-- INSTRUCTIONS TO FOLLOW --
Search the records for "content". Copy every line where it appears.

— START SOURCE RECORDS —

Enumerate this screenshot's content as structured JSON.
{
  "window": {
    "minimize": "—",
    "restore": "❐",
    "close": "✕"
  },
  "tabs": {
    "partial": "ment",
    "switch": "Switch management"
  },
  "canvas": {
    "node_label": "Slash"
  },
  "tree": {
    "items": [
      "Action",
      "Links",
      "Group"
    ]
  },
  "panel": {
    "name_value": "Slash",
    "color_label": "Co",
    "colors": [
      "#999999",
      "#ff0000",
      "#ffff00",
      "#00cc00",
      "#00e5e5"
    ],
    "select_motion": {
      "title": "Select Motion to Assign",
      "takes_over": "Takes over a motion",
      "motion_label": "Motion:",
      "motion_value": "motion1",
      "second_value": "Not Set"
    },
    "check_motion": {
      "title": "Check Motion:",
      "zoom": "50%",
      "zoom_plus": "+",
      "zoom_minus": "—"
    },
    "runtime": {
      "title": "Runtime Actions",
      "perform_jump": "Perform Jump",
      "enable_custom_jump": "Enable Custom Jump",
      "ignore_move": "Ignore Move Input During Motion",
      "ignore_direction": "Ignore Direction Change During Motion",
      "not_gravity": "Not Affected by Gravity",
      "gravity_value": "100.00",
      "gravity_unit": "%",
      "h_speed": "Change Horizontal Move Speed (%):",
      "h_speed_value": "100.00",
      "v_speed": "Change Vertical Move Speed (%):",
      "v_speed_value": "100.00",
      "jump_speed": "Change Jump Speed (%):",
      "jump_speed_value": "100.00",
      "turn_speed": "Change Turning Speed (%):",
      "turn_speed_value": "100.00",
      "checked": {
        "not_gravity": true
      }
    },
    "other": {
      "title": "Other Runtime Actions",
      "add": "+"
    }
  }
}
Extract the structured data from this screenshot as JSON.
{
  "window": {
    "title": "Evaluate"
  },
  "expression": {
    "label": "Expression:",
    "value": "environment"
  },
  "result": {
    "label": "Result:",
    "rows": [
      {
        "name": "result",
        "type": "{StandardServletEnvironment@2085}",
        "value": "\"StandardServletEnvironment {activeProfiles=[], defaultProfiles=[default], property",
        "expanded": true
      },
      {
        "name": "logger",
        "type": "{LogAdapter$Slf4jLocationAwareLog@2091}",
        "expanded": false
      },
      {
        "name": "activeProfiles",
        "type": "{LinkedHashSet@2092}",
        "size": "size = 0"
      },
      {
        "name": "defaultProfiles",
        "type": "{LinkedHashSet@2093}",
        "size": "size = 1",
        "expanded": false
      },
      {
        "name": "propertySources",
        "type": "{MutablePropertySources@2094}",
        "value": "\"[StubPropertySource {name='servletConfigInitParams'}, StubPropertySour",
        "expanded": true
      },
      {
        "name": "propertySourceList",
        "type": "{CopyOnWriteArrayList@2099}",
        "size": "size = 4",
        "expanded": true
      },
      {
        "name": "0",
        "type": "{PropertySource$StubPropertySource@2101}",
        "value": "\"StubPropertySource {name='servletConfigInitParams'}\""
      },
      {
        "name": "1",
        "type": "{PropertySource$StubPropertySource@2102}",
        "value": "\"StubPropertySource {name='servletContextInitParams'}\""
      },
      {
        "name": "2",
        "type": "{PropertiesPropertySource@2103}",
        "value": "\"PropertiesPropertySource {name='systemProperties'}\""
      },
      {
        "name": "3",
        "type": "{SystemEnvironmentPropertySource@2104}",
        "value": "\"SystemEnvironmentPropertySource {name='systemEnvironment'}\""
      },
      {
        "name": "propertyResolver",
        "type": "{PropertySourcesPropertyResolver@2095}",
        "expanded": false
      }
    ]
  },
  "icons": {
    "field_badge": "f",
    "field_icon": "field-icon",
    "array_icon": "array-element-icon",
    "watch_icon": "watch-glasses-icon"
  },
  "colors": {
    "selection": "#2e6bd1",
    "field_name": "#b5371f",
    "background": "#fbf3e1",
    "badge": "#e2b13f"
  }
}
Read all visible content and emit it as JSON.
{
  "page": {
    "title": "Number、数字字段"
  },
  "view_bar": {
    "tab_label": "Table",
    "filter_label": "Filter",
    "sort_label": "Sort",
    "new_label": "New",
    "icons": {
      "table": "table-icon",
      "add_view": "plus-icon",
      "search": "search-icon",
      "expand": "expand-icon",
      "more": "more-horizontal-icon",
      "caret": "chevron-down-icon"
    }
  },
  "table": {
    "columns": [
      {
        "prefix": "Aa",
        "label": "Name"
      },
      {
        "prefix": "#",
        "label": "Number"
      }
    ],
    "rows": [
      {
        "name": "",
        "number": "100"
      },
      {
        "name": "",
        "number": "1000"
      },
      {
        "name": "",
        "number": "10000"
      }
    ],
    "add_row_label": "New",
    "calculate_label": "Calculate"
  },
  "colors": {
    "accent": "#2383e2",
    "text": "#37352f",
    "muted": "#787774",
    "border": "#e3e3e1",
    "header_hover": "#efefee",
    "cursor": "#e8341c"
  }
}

— END SOURCE RECORDS —

-- FULL RESPONSE --
Enumerate this screenshot's content as structured JSON.
Read all visible content and emit it as JSON.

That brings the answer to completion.